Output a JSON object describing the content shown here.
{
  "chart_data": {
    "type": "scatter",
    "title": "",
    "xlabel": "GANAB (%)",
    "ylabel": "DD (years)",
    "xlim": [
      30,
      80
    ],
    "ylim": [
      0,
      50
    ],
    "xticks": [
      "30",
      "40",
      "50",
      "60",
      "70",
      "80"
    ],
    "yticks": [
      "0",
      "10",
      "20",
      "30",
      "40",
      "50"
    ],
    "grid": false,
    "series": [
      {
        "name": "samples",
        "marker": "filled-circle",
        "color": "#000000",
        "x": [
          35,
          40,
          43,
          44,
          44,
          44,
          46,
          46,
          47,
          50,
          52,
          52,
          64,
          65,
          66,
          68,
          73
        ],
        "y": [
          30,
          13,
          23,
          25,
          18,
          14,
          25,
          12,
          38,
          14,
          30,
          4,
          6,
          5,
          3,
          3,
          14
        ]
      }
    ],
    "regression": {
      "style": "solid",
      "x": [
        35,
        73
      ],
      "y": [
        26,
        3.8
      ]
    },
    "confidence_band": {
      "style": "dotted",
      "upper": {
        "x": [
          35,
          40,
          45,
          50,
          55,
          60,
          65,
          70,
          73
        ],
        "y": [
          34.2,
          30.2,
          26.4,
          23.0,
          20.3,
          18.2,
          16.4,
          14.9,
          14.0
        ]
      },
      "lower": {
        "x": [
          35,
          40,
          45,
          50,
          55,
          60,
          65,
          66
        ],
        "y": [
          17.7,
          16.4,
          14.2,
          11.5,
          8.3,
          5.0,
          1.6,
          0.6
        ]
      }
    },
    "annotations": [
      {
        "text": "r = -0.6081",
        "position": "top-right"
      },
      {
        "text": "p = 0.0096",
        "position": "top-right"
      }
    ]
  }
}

=-=-=-=-=

Extract the full listing above without altering anything.

Output a JSON object describing the content shown here.
{
  "chart_data": {
    "type": "scatter",
    "title": "",
    "xlabel": "GANAB (%)",
    "ylabel": "DD (years)",
    "xlim": [
      30,
      80
    ],
    "ylim": [
      0,
      50
    ],
    "xticks": [
      "30",
      "40",
      "50",
      "60",
      "70",
      "80"
    ],
    "yticks": [
      "0",
      "10",
      "20",
      "30",
      "40",
      "50"
    ],
    "grid": false,
    "series": [
      {
        "name": "samples",
        "marker": "filled-circle",
        "color": "#000000",
        "x": [
          35,
          40,
          43,
          44,
          44,
          44,
          46,
          46,
          47,
          50,
          52,
          52,
          64,
          65,
          66,
          68,
          73
        ],
        "y": [
          30,
          13,
          23,
          25,
          18,
          14,
          25,
          12,
          38,
          14,
          30,
          4,
          6,
          5,
          3,
          3,
          14
        ]
      }
    ],
    "regression": {
      "style": "solid",
      "x": [
        35,
        73
      ],
      "y": [
        26,
        3.8
      ]
    },
    "confidence_band": {
      "style": "dotted",
      "upper": {
        "x": [
          35,
          40,
          45,
          50,
          55,
          60,
          65,
          70,
          73
        ],
        "y": [
          34.2,
          30.2,
          26.4,
          23.0,
          20.3,
          18.2,
          16.4,
          14.9,
          14.0
        ]
      },
      "lower": {
        "x": [
          35,
          40,
          45,
          50,
          55,
          60,
          65,
          66
        ],
        "y": [
          17.7,
          16.4,
          14.2,
          11.5,
          8.3,
          5.0,
          1.6,
          0.6
        ]
      }
    },
    "annotations": [
      {
        "text": "r = -0.6081",
        "position": "top-right"
      },
      {
        "text": "p = 0.0096",
        "position": "top-right"
      }
    ]
  }
}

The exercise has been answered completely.